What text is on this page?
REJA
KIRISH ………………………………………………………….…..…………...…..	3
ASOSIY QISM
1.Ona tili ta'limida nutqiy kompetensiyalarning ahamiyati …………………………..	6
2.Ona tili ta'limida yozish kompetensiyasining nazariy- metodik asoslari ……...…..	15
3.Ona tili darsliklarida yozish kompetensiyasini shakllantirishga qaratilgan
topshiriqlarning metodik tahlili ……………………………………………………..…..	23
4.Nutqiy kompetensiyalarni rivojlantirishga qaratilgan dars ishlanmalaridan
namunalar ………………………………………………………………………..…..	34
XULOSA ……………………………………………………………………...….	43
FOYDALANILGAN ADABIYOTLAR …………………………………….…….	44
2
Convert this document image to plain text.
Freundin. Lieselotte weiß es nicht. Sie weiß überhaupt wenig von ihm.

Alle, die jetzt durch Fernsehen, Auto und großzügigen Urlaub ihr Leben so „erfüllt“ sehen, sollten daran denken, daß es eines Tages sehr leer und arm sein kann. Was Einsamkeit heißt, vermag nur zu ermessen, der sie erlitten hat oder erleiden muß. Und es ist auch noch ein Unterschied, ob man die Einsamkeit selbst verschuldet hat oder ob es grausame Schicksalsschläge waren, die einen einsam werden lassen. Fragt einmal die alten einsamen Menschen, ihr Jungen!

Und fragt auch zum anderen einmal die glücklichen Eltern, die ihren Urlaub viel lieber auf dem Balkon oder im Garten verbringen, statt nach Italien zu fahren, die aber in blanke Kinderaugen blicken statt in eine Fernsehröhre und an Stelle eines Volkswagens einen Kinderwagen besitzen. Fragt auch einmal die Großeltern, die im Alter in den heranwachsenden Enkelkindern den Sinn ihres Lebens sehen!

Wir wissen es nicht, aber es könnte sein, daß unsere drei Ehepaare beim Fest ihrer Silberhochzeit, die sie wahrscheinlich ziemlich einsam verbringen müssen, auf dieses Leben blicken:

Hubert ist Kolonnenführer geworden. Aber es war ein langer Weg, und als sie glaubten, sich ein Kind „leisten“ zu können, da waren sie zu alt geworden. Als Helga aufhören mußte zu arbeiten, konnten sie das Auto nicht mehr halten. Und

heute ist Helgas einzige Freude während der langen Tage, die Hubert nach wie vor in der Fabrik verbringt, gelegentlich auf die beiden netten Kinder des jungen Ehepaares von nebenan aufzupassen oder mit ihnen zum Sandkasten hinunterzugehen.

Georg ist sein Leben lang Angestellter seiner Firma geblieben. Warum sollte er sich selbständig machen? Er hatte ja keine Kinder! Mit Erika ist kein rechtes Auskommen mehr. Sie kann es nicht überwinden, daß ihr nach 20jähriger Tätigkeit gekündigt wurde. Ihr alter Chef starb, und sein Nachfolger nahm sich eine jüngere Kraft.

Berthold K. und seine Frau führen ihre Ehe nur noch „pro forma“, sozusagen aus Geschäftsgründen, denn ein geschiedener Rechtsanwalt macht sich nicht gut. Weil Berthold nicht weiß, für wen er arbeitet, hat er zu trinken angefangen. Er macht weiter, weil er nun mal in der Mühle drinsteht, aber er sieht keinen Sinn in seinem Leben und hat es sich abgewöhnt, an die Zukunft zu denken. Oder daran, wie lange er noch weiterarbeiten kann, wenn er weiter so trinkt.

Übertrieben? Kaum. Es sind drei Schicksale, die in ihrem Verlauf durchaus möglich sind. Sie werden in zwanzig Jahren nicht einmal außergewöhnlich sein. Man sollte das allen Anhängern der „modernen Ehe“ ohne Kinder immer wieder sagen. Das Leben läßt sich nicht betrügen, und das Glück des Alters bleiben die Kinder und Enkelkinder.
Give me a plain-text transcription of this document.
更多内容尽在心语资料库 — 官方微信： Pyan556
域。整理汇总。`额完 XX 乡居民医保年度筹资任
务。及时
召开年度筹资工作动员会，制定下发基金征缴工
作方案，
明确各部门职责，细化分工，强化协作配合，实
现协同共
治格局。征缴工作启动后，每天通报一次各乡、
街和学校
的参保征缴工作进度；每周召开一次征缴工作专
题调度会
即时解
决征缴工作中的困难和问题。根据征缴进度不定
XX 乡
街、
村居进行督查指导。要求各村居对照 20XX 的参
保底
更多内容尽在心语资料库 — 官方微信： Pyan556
_ _ _ _ _
• [STATED EXERCISE]:
Each line of the material must be restated exactly.

• [ANSWER TO THE PROBLEM]:
What text is on this page?
REJA
KIRISH ………………………………………………………….…..…………...…..	3
ASOSIY QISM
1.Ona tili ta'limida nutqiy kompetensiyalarning ahamiyati …………………………..	6
2.Ona tili ta'limida yozish kompetensiyasining nazariy- metodik asoslari ……...…..	15
3.Ona tili darsliklarida yozish kompetensiyasini shakllantirishga qaratilgan
topshiriqlarning metodik tahlili ……………………………………………………..…..	23
4.Nutqiy kompetensiyalarni rivojlantirishga qaratilgan dars ishlanmalaridan
namunalar ………………………………………………………………………..…..	34
XULOSA ……………………………………………………………………...….	43
FOYDALANILGAN ADABIYOTLAR …………………………………….…….	44
2
Convert this document image to plain text.
Freundin. Lieselotte weiß es nicht. Sie weiß überhaupt wenig von ihm.

Alle, die jetzt durch Fernsehen, Auto und großzügigen Urlaub ihr Leben so „erfüllt“ sehen, sollten daran denken, daß es eines Tages sehr leer und arm sein kann. Was Einsamkeit heißt, vermag nur zu ermessen, der sie erlitten hat oder erleiden muß. Und es ist auch noch ein Unterschied, ob man die Einsamkeit selbst verschuldet hat oder ob es grausame Schicksalsschläge waren, die einen einsam werden lassen. Fragt einmal die alten einsamen Menschen, ihr Jungen!

Und fragt auch zum anderen einmal die glücklichen Eltern, die ihren Urlaub viel lieber auf dem Balkon oder im Garten verbringen, statt nach Italien zu fahren, die aber in blanke Kinderaugen blicken statt in eine Fernsehröhre und an Stelle eines Volkswagens einen Kinderwagen besitzen. Fragt auch einmal die Großeltern, die im Alter in den heranwachsenden Enkelkindern den Sinn ihres Lebens sehen!

Wir wissen es nicht, aber es könnte sein, daß unsere drei Ehepaare beim Fest ihrer Silberhochzeit, die sie wahrscheinlich ziemlich einsam verbringen müssen, auf dieses Leben blicken:

Hubert ist Kolonnenführer geworden. Aber es war ein langer Weg, und als sie glaubten, sich ein Kind „leisten“ zu können, da waren sie zu alt geworden. Als Helga aufhören mußte zu arbeiten, konnten sie das Auto nicht mehr halten. Und

heute ist Helgas einzige Freude während der langen Tage, die Hubert nach wie vor in der Fabrik verbringt, gelegentlich auf die beiden netten Kinder des jungen Ehepaares von nebenan aufzupassen oder mit ihnen zum Sandkasten hinunterzugehen.

Georg ist sein Leben lang Angestellter seiner Firma geblieben. Warum sollte er sich selbständig machen? Er hatte ja keine Kinder! Mit Erika ist kein rechtes Auskommen mehr. Sie kann es nicht überwinden, daß ihr nach 20jähriger Tätigkeit gekündigt wurde. Ihr alter Chef starb, und sein Nachfolger nahm sich eine jüngere Kraft.

Berthold K. und seine Frau führen ihre Ehe nur noch „pro forma“, sozusagen aus Geschäftsgründen, denn ein geschiedener Rechtsanwalt macht sich nicht gut. Weil Berthold nicht weiß, für wen er arbeitet, hat er zu trinken angefangen. Er macht weiter, weil er nun mal in der Mühle drinsteht, aber er sieht keinen Sinn in seinem Leben und hat es sich abgewöhnt, an die Zukunft zu denken. Oder daran, wie lange er noch weiterarbeiten kann, wenn er weiter so trinkt.

Übertrieben? Kaum. Es sind drei Schicksale, die in ihrem Verlauf durchaus möglich sind. Sie werden in zwanzig Jahren nicht einmal außergewöhnlich sein. Man sollte das allen Anhängern der „modernen Ehe“ ohne Kinder immer wieder sagen. Das Leben läßt sich nicht betrügen, und das Glück des Alters bleiben die Kinder und Enkelkinder.
Give me a plain-text transcription of this document.
更多内容尽在心语资料库 — 官方微信： Pyan556
域。整理汇总。`额完 XX 乡居民医保年度筹资任
务。及时
召开年度筹资工作动员会，制定下发基金征缴工
作方案，
明确各部门职责，细化分工，强化协作配合，实
现协同共
治格局。征缴工作启动后，每天通报一次各乡、
街和学校
的参保征缴工作进度；每周召开一次征缴工作专
题调度会
即时解
决征缴工作中的困难和问题。根据征缴进度不定
XX 乡
街、
村居进行督查指导。要求各村居对照 20XX 的参
保底
更多内容尽在心语资料库 — 官方微信： Pyan556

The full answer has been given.